● Set task: Select lines where the word "Fold" appears.

(Figure data in JSON)
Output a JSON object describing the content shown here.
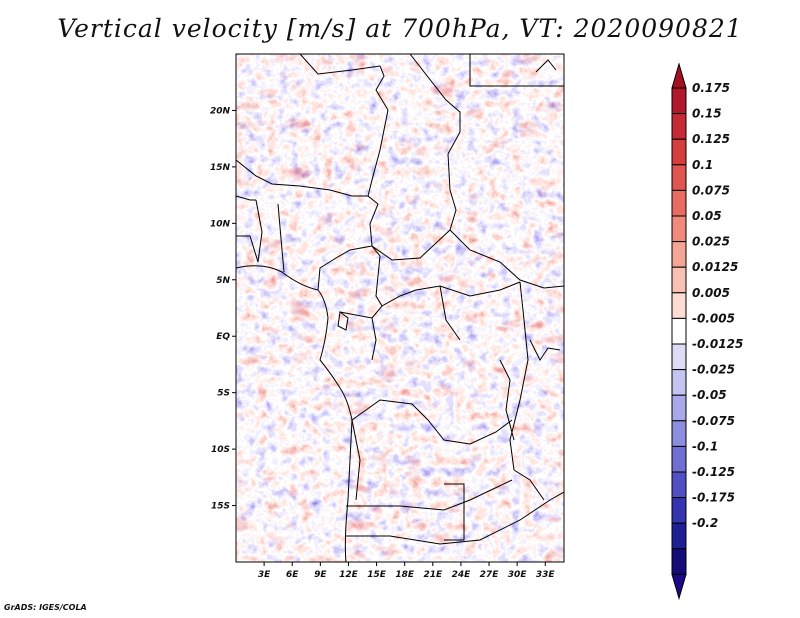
{
  "title": "Vertical velocity [m/s] at 700hPa, VT: 2020090821",
  "footer": "GrADS: IGES/COLA",
  "map": {
    "lon_range": [
      0,
      35
    ],
    "lat_range": [
      -20,
      25
    ],
    "lon_ticks": [
      "3E",
      "6E",
      "9E",
      "12E",
      "15E",
      "18E",
      "21E",
      "24E",
      "27E",
      "30E",
      "33E"
    ],
    "lat_ticks": [
      "20N",
      "15N",
      "10N",
      "5N",
      "EQ",
      "5S",
      "10S",
      "15S"
    ],
    "field": "vertical velocity",
    "units": "m/s",
    "level": "700hPa"
  },
  "colorbar": {
    "labels": [
      "0.175",
      "0.15",
      "0.125",
      "0.1",
      "0.075",
      "0.05",
      "0.025",
      "0.0125",
      "0.005",
      "-0.005",
      "-0.0125",
      "-0.025",
      "-0.05",
      "-0.075",
      "-0.1",
      "-0.125",
      "-0.175",
      "-0.2"
    ],
    "colors": [
      "#b2182b",
      "#c52a35",
      "#d63e3e",
      "#e0554f",
      "#e86c62",
      "#ef8a7c",
      "#f4a595",
      "#f8c1b4",
      "#fcdcd3",
      "#ffffff",
      "#dcdcf5",
      "#c4c4f0",
      "#a9a9ea",
      "#8e8ee0",
      "#6f6fd4",
      "#5050c4",
      "#3535b0",
      "#1f1f95",
      "#150c7a"
    ],
    "top_arrow_color": "#a50f22",
    "bottom_arrow_color": "#1a0a8a"
  }
}
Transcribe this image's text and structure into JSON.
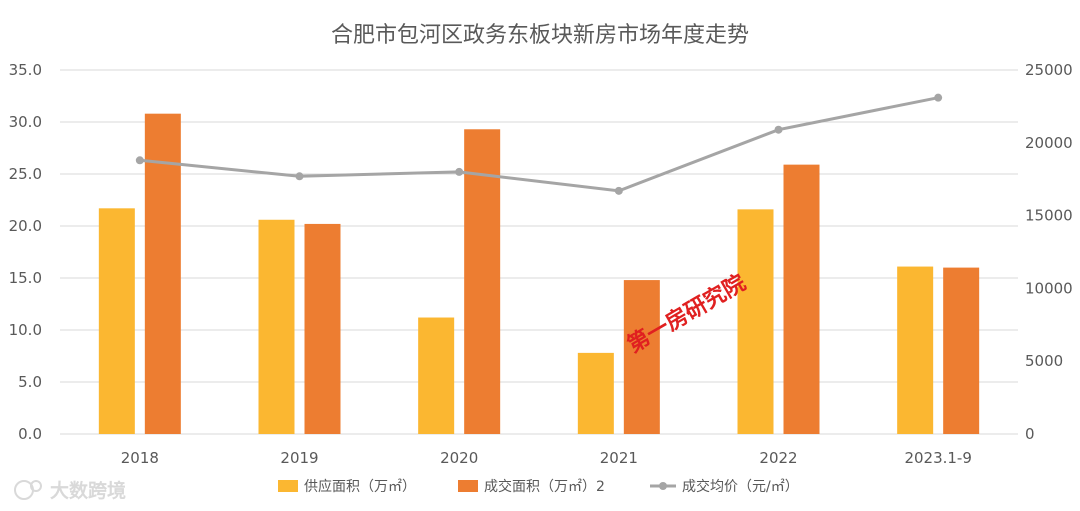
{
  "chart_data": {
    "type": "bar",
    "title": "合肥市包河区政务东板块新房市场年度走势",
    "categories": [
      "2018",
      "2019",
      "2020",
      "2021",
      "2022",
      "2023.1-9"
    ],
    "series": [
      {
        "name": "供应面积（万㎡）",
        "type": "bar",
        "axis": "left",
        "color": "#FBB731",
        "values": [
          21.7,
          20.6,
          11.2,
          7.8,
          21.6,
          16.1
        ]
      },
      {
        "name": "成交面积（万㎡）2",
        "type": "bar",
        "axis": "left",
        "color": "#ED7D31",
        "values": [
          30.8,
          20.2,
          29.3,
          14.8,
          25.9,
          16.0
        ]
      },
      {
        "name": "成交均价（元/㎡）",
        "type": "line",
        "axis": "right",
        "color": "#A5A5A5",
        "values": [
          18800,
          17700,
          18000,
          16700,
          20900,
          23100
        ]
      }
    ],
    "ylim_left": [
      0,
      35
    ],
    "yticks_left": [
      "35.0",
      "30.0",
      "25.0",
      "20.0",
      "15.0",
      "10.0",
      "5.0",
      "0.0"
    ],
    "ylim_right": [
      0,
      25000
    ],
    "yticks_right": [
      "25000",
      "20000",
      "15000",
      "10000",
      "5000",
      "0"
    ],
    "grid": true,
    "legend_position": "bottom"
  },
  "watermark_text": "第一房研究院",
  "brand_text": "大数跨境"
}
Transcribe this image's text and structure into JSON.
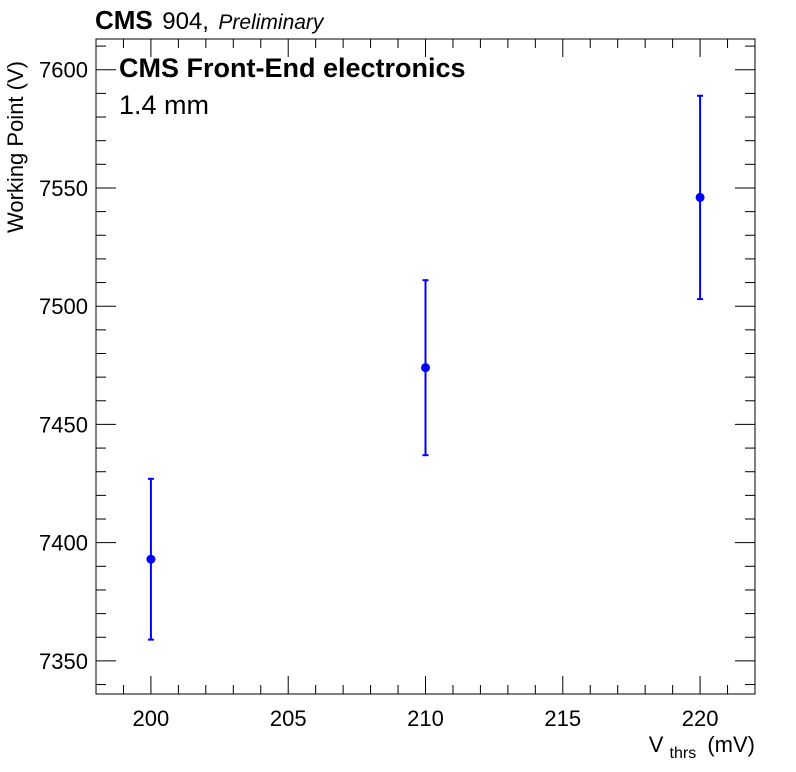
{
  "header": {
    "experiment": "CMS",
    "location": "904,",
    "status": "Preliminary"
  },
  "chart_data": {
    "type": "scatter",
    "title": "CMS Front-End electronics",
    "subtitle": "1.4 mm",
    "xlabel_main": "V",
    "xlabel_sub": "thrs",
    "xlabel_unit": "(mV)",
    "ylabel": "Working Point (V)",
    "xlim": [
      198,
      222
    ],
    "ylim": [
      7336,
      7613
    ],
    "x_ticks": [
      200,
      205,
      210,
      215,
      220
    ],
    "y_ticks": [
      7350,
      7400,
      7450,
      7500,
      7550,
      7600
    ],
    "grid": false,
    "legend": "none",
    "series": [
      {
        "color": "#0000ff",
        "points": [
          {
            "x": 200,
            "y": 7393,
            "err_low": 7359,
            "err_high": 7427
          },
          {
            "x": 210,
            "y": 7474,
            "err_low": 7437,
            "err_high": 7511
          },
          {
            "x": 220,
            "y": 7546,
            "err_low": 7503,
            "err_high": 7589
          }
        ]
      }
    ]
  }
}
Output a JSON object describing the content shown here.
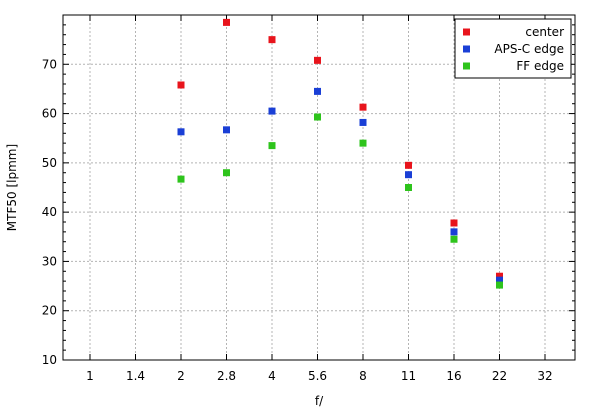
{
  "chart_data": {
    "type": "scatter",
    "xlabel": "f/",
    "ylabel": "MTF50 [lpmm]",
    "x_categories": [
      "1",
      "1.4",
      "2",
      "2.8",
      "4",
      "5.6",
      "8",
      "11",
      "16",
      "22",
      "32"
    ],
    "ylim": [
      10,
      80
    ],
    "y_ticks": [
      10,
      20,
      30,
      40,
      50,
      60,
      70
    ],
    "grid": true,
    "legend_position": "top-right",
    "series": [
      {
        "name": "center",
        "color": "#e8141c",
        "points": [
          {
            "x": "2",
            "y": 65.8
          },
          {
            "x": "2.8",
            "y": 78.5
          },
          {
            "x": "4",
            "y": 75.0
          },
          {
            "x": "5.6",
            "y": 70.8
          },
          {
            "x": "8",
            "y": 61.3
          },
          {
            "x": "11",
            "y": 49.5
          },
          {
            "x": "16",
            "y": 37.8
          },
          {
            "x": "22",
            "y": 27.0
          }
        ]
      },
      {
        "name": "APS-C edge",
        "color": "#1a3fd6",
        "points": [
          {
            "x": "2",
            "y": 56.3
          },
          {
            "x": "2.8",
            "y": 56.7
          },
          {
            "x": "4",
            "y": 60.5
          },
          {
            "x": "5.6",
            "y": 64.5
          },
          {
            "x": "8",
            "y": 58.2
          },
          {
            "x": "11",
            "y": 47.6
          },
          {
            "x": "16",
            "y": 36.0
          },
          {
            "x": "22",
            "y": 26.2
          }
        ]
      },
      {
        "name": "FF edge",
        "color": "#2ec41c",
        "points": [
          {
            "x": "2",
            "y": 46.7
          },
          {
            "x": "2.8",
            "y": 48.0
          },
          {
            "x": "4",
            "y": 53.5
          },
          {
            "x": "5.6",
            "y": 59.3
          },
          {
            "x": "8",
            "y": 54.0
          },
          {
            "x": "11",
            "y": 45.0
          },
          {
            "x": "16",
            "y": 34.5
          },
          {
            "x": "22",
            "y": 25.2
          }
        ]
      }
    ]
  }
}
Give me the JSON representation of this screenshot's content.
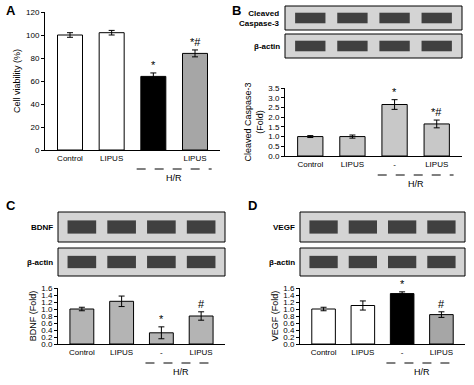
{
  "chart_data": [
    {
      "type": "bar",
      "title": "A",
      "categories": [
        "Control",
        "LIPUS",
        null,
        "LIPUS"
      ],
      "values": [
        100,
        102,
        64,
        84
      ],
      "errors": [
        2,
        2,
        3,
        3
      ],
      "significance": [
        null,
        null,
        "*",
        "*#"
      ],
      "colors": [
        "#ffffff",
        "#ffffff",
        "#000000",
        "#a6a6a6"
      ],
      "y_label": "Cell viability (%)",
      "ylim": [
        0,
        120
      ],
      "yticks": [
        0,
        20,
        40,
        60,
        80,
        100,
        120
      ],
      "annotations": [
        {
          "text": "H/R",
          "span": [
            2,
            3
          ]
        }
      ],
      "grid": false
    },
    {
      "type": "bar",
      "title": "B",
      "categories": [
        "Control",
        "LIPUS",
        "-",
        "LIPUS"
      ],
      "values": [
        1.0,
        1.0,
        2.65,
        1.65
      ],
      "errors": [
        0.05,
        0.08,
        0.25,
        0.2
      ],
      "significance": [
        null,
        null,
        "*",
        "*#"
      ],
      "colors": [
        "#c8c8c8",
        "#c8c8c8",
        "#c8c8c8",
        "#c8c8c8"
      ],
      "y_label": "Cleaved Caspase-3\n(Fold)",
      "ylim": [
        0,
        3.5
      ],
      "yticks": [
        {
          "value": 0,
          "label": "0.0"
        },
        0.5,
        {
          "value": 1,
          "label": "1.0"
        },
        1.5,
        {
          "value": 2,
          "label": "2.0"
        },
        2.5,
        {
          "value": 3,
          "label": "3.0"
        },
        3.5
      ],
      "blot_labels": [
        "Cleaved\nCaspase-3",
        "β-actin"
      ],
      "annotations": [
        {
          "text": "H/R",
          "span": [
            2,
            3
          ]
        }
      ],
      "grid": false
    },
    {
      "type": "bar",
      "title": "C",
      "categories": [
        "Control",
        "LIPUS",
        "-",
        "LIPUS"
      ],
      "values": [
        1.0,
        1.22,
        0.32,
        0.8
      ],
      "errors": [
        0.05,
        0.15,
        0.17,
        0.12
      ],
      "significance": [
        null,
        null,
        "*",
        "#"
      ],
      "colors": [
        "#b4b4b4",
        "#b4b4b4",
        "#b4b4b4",
        "#b4b4b4"
      ],
      "y_label": "BDNF (Fold)",
      "ylim": [
        0,
        1.6
      ],
      "yticks": [
        {
          "value": 0,
          "label": "0.0"
        },
        0.2,
        0.4,
        0.6,
        0.8,
        {
          "value": 1,
          "label": "1.0"
        },
        1.2,
        1.4,
        1.6
      ],
      "blot_labels": [
        "BDNF",
        "β-actin"
      ],
      "annotations": [
        {
          "text": "H/R",
          "span": [
            2,
            3
          ]
        }
      ],
      "grid": false
    },
    {
      "type": "bar",
      "title": "D",
      "categories": [
        "Control",
        "LIPUS",
        "-",
        "LIPUS"
      ],
      "values": [
        1.0,
        1.1,
        1.44,
        0.84
      ],
      "errors": [
        0.05,
        0.13,
        0.05,
        0.08
      ],
      "significance": [
        null,
        null,
        "*",
        "#"
      ],
      "colors": [
        "#ffffff",
        "#ffffff",
        "#000000",
        "#a6a6a6"
      ],
      "y_label": "VEGF (Fold)",
      "ylim": [
        0,
        1.6
      ],
      "yticks": [
        {
          "value": 0,
          "label": "0.0"
        },
        0.2,
        0.4,
        0.6,
        0.8,
        {
          "value": 1,
          "label": "1.0"
        },
        1.2,
        1.4,
        1.6
      ],
      "blot_labels": [
        "VEGF",
        "β-actin"
      ],
      "annotations": [
        {
          "text": "H/R",
          "span": [
            2,
            3
          ]
        }
      ],
      "grid": false
    }
  ]
}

● Result for this exercise:
      "y_label": "Cleaved Caspase-3\n(Fold)",
      "y_label": "BDNF (Fold)",
      "y_label": "VEGF (Fold)",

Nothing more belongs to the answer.